* begin Information supplied *

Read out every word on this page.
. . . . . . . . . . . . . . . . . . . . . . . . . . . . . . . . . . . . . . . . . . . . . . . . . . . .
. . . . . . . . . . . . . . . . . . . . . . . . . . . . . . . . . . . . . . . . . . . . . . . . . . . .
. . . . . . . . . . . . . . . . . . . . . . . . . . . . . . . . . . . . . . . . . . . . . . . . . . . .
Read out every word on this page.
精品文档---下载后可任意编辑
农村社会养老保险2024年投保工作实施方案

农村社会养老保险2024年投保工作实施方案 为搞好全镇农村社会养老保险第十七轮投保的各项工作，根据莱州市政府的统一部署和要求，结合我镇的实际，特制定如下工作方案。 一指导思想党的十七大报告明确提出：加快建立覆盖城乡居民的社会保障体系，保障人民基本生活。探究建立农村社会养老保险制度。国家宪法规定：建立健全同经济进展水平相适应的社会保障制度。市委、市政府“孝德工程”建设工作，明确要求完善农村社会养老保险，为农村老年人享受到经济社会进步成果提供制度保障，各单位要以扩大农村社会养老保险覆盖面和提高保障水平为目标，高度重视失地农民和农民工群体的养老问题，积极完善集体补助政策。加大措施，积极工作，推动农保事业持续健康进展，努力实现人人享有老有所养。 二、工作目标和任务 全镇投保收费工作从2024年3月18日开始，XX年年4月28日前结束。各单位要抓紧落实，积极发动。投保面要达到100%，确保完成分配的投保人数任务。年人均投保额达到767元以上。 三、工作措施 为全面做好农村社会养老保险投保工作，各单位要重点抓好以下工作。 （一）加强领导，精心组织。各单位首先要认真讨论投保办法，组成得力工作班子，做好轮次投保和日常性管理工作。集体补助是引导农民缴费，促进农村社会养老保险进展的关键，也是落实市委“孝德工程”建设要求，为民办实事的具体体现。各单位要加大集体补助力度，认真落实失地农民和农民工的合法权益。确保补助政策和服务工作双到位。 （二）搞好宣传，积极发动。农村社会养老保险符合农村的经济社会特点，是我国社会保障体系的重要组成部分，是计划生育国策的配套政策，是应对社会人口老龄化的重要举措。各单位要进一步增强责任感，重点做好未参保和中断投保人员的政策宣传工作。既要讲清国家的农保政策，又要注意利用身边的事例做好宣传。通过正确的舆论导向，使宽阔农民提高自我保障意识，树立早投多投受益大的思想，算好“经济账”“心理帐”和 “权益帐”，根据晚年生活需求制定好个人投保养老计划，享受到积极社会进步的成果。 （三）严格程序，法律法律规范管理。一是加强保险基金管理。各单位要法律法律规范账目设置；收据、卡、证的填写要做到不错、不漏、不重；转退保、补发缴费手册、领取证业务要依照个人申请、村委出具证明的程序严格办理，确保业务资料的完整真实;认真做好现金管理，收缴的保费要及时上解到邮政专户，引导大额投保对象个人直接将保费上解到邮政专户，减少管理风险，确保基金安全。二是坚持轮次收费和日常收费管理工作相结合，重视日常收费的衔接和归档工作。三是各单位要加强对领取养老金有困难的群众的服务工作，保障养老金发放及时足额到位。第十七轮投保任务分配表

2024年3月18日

* end Information supplied *

§ Aim of the exercise: Extract the full set of entries word for word.

§ The answer:
Read out every word on this page.
. . . . . . . . . . . . . . . . . . . . . . . . . . . . . . . . . . . . . . . . . . . . . . . . . . . .
. . . . . . . . . . . . . . . . . . . . . . . . . . . . . . . . . . . . . . . . . . . . . . . . . . . .
. . . . . . . . . . . . . . . . . . . . . . . . . . . . . . . . . . . . . . . . . . . . . . . . . . . .
Read out every word on this page.
精品文档---下载后可任意编辑
农村社会养老保险2024年投保工作实施方案

农村社会养老保险2024年投保工作实施方案 为搞好全镇农村社会养老保险第十七轮投保的各项工作，根据莱州市政府的统一部署和要求，结合我镇的实际，特制定如下工作方案。 一指导思想党的十七大报告明确提出：加快建立覆盖城乡居民的社会保障体系，保障人民基本生活。探究建立农村社会养老保险制度。国家宪法规定：建立健全同经济进展水平相适应的社会保障制度。市委、市政府“孝德工程”建设工作，明确要求完善农村社会养老保险，为农村老年人享受到经济社会进步成果提供制度保障，各单位要以扩大农村社会养老保险覆盖面和提高保障水平为目标，高度重视失地农民和农民工群体的养老问题，积极完善集体补助政策。加大措施，积极工作，推动农保事业持续健康进展，努力实现人人享有老有所养。 二、工作目标和任务 全镇投保收费工作从2024年3月18日开始，XX年年4月28日前结束。各单位要抓紧落实，积极发动。投保面要达到100%，确保完成分配的投保人数任务。年人均投保额达到767元以上。 三、工作措施 为全面做好农村社会养老保险投保工作，各单位要重点抓好以下工作。 （一）加强领导，精心组织。各单位首先要认真讨论投保办法，组成得力工作班子，做好轮次投保和日常性管理工作。集体补助是引导农民缴费，促进农村社会养老保险进展的关键，也是落实市委“孝德工程”建设要求，为民办实事的具体体现。各单位要加大集体补助力度，认真落实失地农民和农民工的合法权益。确保补助政策和服务工作双到位。 （二）搞好宣传，积极发动。农村社会养老保险符合农村的经济社会特点，是我国社会保障体系的重要组成部分，是计划生育国策的配套政策，是应对社会人口老龄化的重要举措。各单位要进一步增强责任感，重点做好未参保和中断投保人员的政策宣传工作。既要讲清国家的农保政策，又要注意利用身边的事例做好宣传。通过正确的舆论导向，使宽阔农民提高自我保障意识，树立早投多投受益大的思想，算好“经济账”“心理帐”和 “权益帐”，根据晚年生活需求制定好个人投保养老计划，享受到积极社会进步的成果。 （三）严格程序，法律法律规范管理。一是加强保险基金管理。各单位要法律法律规范账目设置；收据、卡、证的填写要做到不错、不漏、不重；转退保、补发缴费手册、领取证业务要依照个人申请、村委出具证明的程序严格办理，确保业务资料的完整真实;认真做好现金管理，收缴的保费要及时上解到邮政专户，引导大额投保对象个人直接将保费上解到邮政专户，减少管理风险，确保基金安全。二是坚持轮次收费和日常收费管理工作相结合，重视日常收费的衔接和归档工作。三是各单位要加强对领取养老金有困难的群众的服务工作，保障养老金发放及时足额到位。第十七轮投保任务分配表

2024年3月18日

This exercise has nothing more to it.